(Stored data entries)
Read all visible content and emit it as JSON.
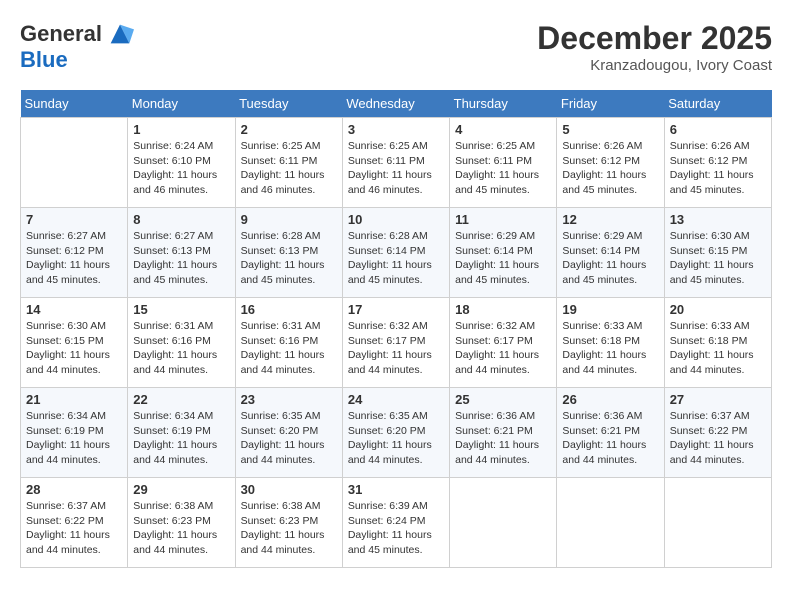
{
  "header": {
    "logo_general": "General",
    "logo_blue": "Blue",
    "month_title": "December 2025",
    "location": "Kranzadougou, Ivory Coast"
  },
  "days_of_week": [
    "Sunday",
    "Monday",
    "Tuesday",
    "Wednesday",
    "Thursday",
    "Friday",
    "Saturday"
  ],
  "weeks": [
    [
      {
        "day": "",
        "info": ""
      },
      {
        "day": "1",
        "info": "Sunrise: 6:24 AM\nSunset: 6:10 PM\nDaylight: 11 hours\nand 46 minutes."
      },
      {
        "day": "2",
        "info": "Sunrise: 6:25 AM\nSunset: 6:11 PM\nDaylight: 11 hours\nand 46 minutes."
      },
      {
        "day": "3",
        "info": "Sunrise: 6:25 AM\nSunset: 6:11 PM\nDaylight: 11 hours\nand 46 minutes."
      },
      {
        "day": "4",
        "info": "Sunrise: 6:25 AM\nSunset: 6:11 PM\nDaylight: 11 hours\nand 45 minutes."
      },
      {
        "day": "5",
        "info": "Sunrise: 6:26 AM\nSunset: 6:12 PM\nDaylight: 11 hours\nand 45 minutes."
      },
      {
        "day": "6",
        "info": "Sunrise: 6:26 AM\nSunset: 6:12 PM\nDaylight: 11 hours\nand 45 minutes."
      }
    ],
    [
      {
        "day": "7",
        "info": "Sunrise: 6:27 AM\nSunset: 6:12 PM\nDaylight: 11 hours\nand 45 minutes."
      },
      {
        "day": "8",
        "info": "Sunrise: 6:27 AM\nSunset: 6:13 PM\nDaylight: 11 hours\nand 45 minutes."
      },
      {
        "day": "9",
        "info": "Sunrise: 6:28 AM\nSunset: 6:13 PM\nDaylight: 11 hours\nand 45 minutes."
      },
      {
        "day": "10",
        "info": "Sunrise: 6:28 AM\nSunset: 6:14 PM\nDaylight: 11 hours\nand 45 minutes."
      },
      {
        "day": "11",
        "info": "Sunrise: 6:29 AM\nSunset: 6:14 PM\nDaylight: 11 hours\nand 45 minutes."
      },
      {
        "day": "12",
        "info": "Sunrise: 6:29 AM\nSunset: 6:14 PM\nDaylight: 11 hours\nand 45 minutes."
      },
      {
        "day": "13",
        "info": "Sunrise: 6:30 AM\nSunset: 6:15 PM\nDaylight: 11 hours\nand 45 minutes."
      }
    ],
    [
      {
        "day": "14",
        "info": "Sunrise: 6:30 AM\nSunset: 6:15 PM\nDaylight: 11 hours\nand 44 minutes."
      },
      {
        "day": "15",
        "info": "Sunrise: 6:31 AM\nSunset: 6:16 PM\nDaylight: 11 hours\nand 44 minutes."
      },
      {
        "day": "16",
        "info": "Sunrise: 6:31 AM\nSunset: 6:16 PM\nDaylight: 11 hours\nand 44 minutes."
      },
      {
        "day": "17",
        "info": "Sunrise: 6:32 AM\nSunset: 6:17 PM\nDaylight: 11 hours\nand 44 minutes."
      },
      {
        "day": "18",
        "info": "Sunrise: 6:32 AM\nSunset: 6:17 PM\nDaylight: 11 hours\nand 44 minutes."
      },
      {
        "day": "19",
        "info": "Sunrise: 6:33 AM\nSunset: 6:18 PM\nDaylight: 11 hours\nand 44 minutes."
      },
      {
        "day": "20",
        "info": "Sunrise: 6:33 AM\nSunset: 6:18 PM\nDaylight: 11 hours\nand 44 minutes."
      }
    ],
    [
      {
        "day": "21",
        "info": "Sunrise: 6:34 AM\nSunset: 6:19 PM\nDaylight: 11 hours\nand 44 minutes."
      },
      {
        "day": "22",
        "info": "Sunrise: 6:34 AM\nSunset: 6:19 PM\nDaylight: 11 hours\nand 44 minutes."
      },
      {
        "day": "23",
        "info": "Sunrise: 6:35 AM\nSunset: 6:20 PM\nDaylight: 11 hours\nand 44 minutes."
      },
      {
        "day": "24",
        "info": "Sunrise: 6:35 AM\nSunset: 6:20 PM\nDaylight: 11 hours\nand 44 minutes."
      },
      {
        "day": "25",
        "info": "Sunrise: 6:36 AM\nSunset: 6:21 PM\nDaylight: 11 hours\nand 44 minutes."
      },
      {
        "day": "26",
        "info": "Sunrise: 6:36 AM\nSunset: 6:21 PM\nDaylight: 11 hours\nand 44 minutes."
      },
      {
        "day": "27",
        "info": "Sunrise: 6:37 AM\nSunset: 6:22 PM\nDaylight: 11 hours\nand 44 minutes."
      }
    ],
    [
      {
        "day": "28",
        "info": "Sunrise: 6:37 AM\nSunset: 6:22 PM\nDaylight: 11 hours\nand 44 minutes."
      },
      {
        "day": "29",
        "info": "Sunrise: 6:38 AM\nSunset: 6:23 PM\nDaylight: 11 hours\nand 44 minutes."
      },
      {
        "day": "30",
        "info": "Sunrise: 6:38 AM\nSunset: 6:23 PM\nDaylight: 11 hours\nand 44 minutes."
      },
      {
        "day": "31",
        "info": "Sunrise: 6:39 AM\nSunset: 6:24 PM\nDaylight: 11 hours\nand 45 minutes."
      },
      {
        "day": "",
        "info": ""
      },
      {
        "day": "",
        "info": ""
      },
      {
        "day": "",
        "info": ""
      }
    ]
  ]
}
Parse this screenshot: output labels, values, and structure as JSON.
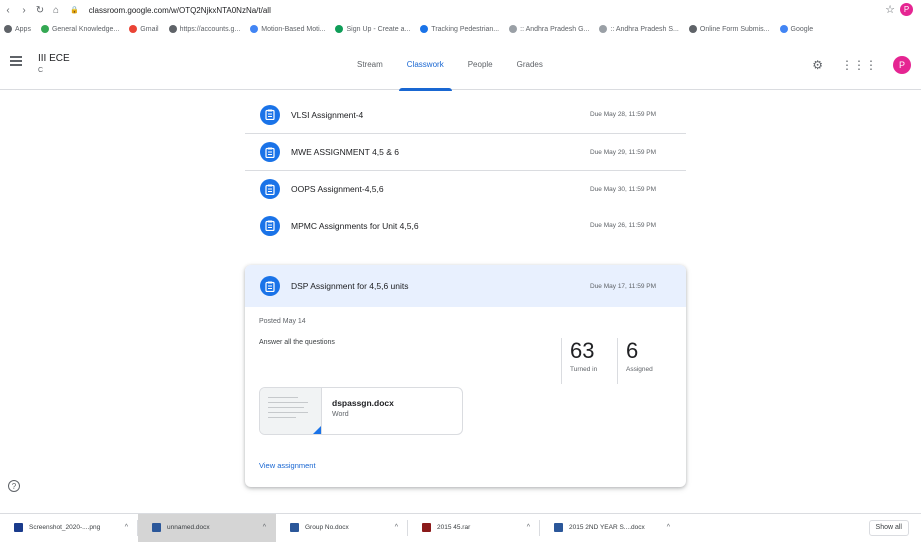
{
  "browser": {
    "url": "classroom.google.com/w/OTQ2NjkxNTA0NzNa/t/all",
    "bookmarks": [
      {
        "label": "Apps",
        "color": "#5f6368"
      },
      {
        "label": "General Knowledge...",
        "color": "#34a853"
      },
      {
        "label": "Gmail",
        "color": "#ea4335"
      },
      {
        "label": "https://accounts.g...",
        "color": "#5f6368"
      },
      {
        "label": "Motion-Based Moti...",
        "color": "#4285f4"
      },
      {
        "label": "Sign Up - Create a...",
        "color": "#0f9d58"
      },
      {
        "label": "Tracking Pedestrian...",
        "color": "#1a73e8"
      },
      {
        "label": ":: Andhra Pradesh G...",
        "color": "#9aa0a6"
      },
      {
        "label": ":: Andhra Pradesh S...",
        "color": "#9aa0a6"
      },
      {
        "label": "Online Form Submis...",
        "color": "#5f6368"
      },
      {
        "label": "Google",
        "color": "#4285f4"
      }
    ],
    "profile_initial": "P"
  },
  "header": {
    "class_name": "III ECE",
    "class_section": "C",
    "tabs": [
      {
        "label": "Stream",
        "active": false
      },
      {
        "label": "Classwork",
        "active": true
      },
      {
        "label": "People",
        "active": false
      },
      {
        "label": "Grades",
        "active": false
      }
    ],
    "avatar_initial": "P"
  },
  "assignments": [
    {
      "title": "VLSI Assignment-4",
      "due": "Due May 28, 11:59 PM"
    },
    {
      "title": "MWE ASSIGNMENT 4,5 & 6",
      "due": "Due May 29, 11:59 PM"
    },
    {
      "title": "OOPS Assignment-4,5,6",
      "due": "Due May 30, 11:59 PM"
    },
    {
      "title": "MPMC Assignments for Unit 4,5,6",
      "due": "Due May 26, 11:59 PM"
    }
  ],
  "expanded": {
    "title": "DSP Assignment for 4,5,6 units",
    "due": "Due May 17, 11:59 PM",
    "posted": "Posted May 14",
    "instructions": "Answer all the questions",
    "turned_in": "63",
    "turned_in_label": "Turned in",
    "assigned": "6",
    "assigned_label": "Assigned",
    "attachment_name": "dspassgn.docx",
    "attachment_type": "Word",
    "view_link": "View assignment"
  },
  "help_icon": "?",
  "downloads": [
    {
      "name": "Screenshot_2020-....png",
      "color": "#1a3b8c",
      "selected": false
    },
    {
      "name": "unnamed.docx",
      "color": "#2b579a",
      "selected": true
    },
    {
      "name": "Group No.docx",
      "color": "#2b579a",
      "selected": false
    },
    {
      "name": "2015 45.rar",
      "color": "#8b1a1a",
      "selected": false
    },
    {
      "name": "2015 2ND YEAR S....docx",
      "color": "#2b579a",
      "selected": false
    }
  ],
  "show_all_label": "Show all"
}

§ **Task prompt**
Out of the preceding entries, pull every line containing the string "Andhra".

§ **Exercise answer**
        "label": ":: Andhra Pradesh G...",
        "label": ":: Andhra Pradesh S...",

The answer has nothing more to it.